§ 読解文:

========================================================================

森羅万象から学ぶ人生羅針盤「まぐれは1回だけの偶然」
2024.09.20
森羅万象から学ぶ人生羅針盤「まぐれは1回だけの偶然」
中国の古典『韓非子』に「守株(しゅしゅ)」という言葉があります。この元になった故事は、野ウサギが切り株に走ってぶつかり死んでしまい、それを手に入れたことに由来します。
その男は、その切り株のそばに隠れていれば、また野ウサギが衝突して獲物を手に入れることができると本気で信じ、ずっと待機していたのです。しかし2匹目の野ウサギが現れることなく、男は周囲の笑いものになったのです。
このように、野ウサギが切り株に衝突して死ぬなどというまぐれは1回だけの偶然に過ぎません。分かりそうなものですが、意外にこういう人が多いのです。その典型例がギャンブル依存症の方です。

========================================================================

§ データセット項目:
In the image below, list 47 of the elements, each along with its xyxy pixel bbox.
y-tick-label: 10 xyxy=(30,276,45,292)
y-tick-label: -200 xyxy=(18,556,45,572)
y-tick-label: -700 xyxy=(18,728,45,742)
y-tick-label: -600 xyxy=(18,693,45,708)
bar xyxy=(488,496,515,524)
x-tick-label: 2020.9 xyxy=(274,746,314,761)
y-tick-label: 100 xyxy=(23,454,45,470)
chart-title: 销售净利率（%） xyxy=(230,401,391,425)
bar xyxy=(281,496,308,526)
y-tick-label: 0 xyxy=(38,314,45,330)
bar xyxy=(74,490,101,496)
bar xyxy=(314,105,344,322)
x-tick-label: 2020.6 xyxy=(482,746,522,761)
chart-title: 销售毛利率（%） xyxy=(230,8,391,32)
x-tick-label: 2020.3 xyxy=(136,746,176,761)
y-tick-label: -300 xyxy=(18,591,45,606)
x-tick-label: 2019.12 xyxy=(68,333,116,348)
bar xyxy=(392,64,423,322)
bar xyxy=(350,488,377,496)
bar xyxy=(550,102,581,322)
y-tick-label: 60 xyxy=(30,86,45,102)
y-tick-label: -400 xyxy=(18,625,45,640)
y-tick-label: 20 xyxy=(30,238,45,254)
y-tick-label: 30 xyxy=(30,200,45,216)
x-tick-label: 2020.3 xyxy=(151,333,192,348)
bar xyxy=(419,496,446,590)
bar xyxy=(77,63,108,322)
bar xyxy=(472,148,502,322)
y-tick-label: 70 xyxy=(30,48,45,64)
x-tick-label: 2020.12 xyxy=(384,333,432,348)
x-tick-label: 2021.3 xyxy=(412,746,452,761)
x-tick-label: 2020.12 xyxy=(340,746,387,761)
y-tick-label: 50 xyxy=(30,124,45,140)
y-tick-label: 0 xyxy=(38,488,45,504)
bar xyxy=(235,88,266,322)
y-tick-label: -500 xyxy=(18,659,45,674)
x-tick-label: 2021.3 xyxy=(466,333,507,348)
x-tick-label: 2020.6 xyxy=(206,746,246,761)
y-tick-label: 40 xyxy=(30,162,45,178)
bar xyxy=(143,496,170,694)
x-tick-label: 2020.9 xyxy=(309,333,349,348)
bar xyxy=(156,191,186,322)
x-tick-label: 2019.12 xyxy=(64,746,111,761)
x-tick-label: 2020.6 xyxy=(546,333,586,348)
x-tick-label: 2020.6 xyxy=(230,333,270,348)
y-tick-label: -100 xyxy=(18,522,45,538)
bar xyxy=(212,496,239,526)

========================================================================

§ 取り組む課題:
「守株」の故事を扱った読解文から、「中国の古典『韓非子』に「守株」から「囲の笑いものになったのです。」までの部分を、両端の語句も含めてそのまま書き写しなさい。 このリストの内容は、読解文とは関係がありません。

§ 課題の解答:
中国の古典『韓非子』に「守株(しゅしゅ)」という言葉があります。この元になった故事は、野ウサギが切り株に走ってぶつかり死んでしまい、それを手に入れたことに由来します。
その男は、その切り株のそばに隠れていれば、また野ウサギが衝突して獲物を手に入れることができると本気で信じ、ずっと待機していたのです。しかし2匹目の野ウサギが現れることなく、男は周囲の笑いものになったのです。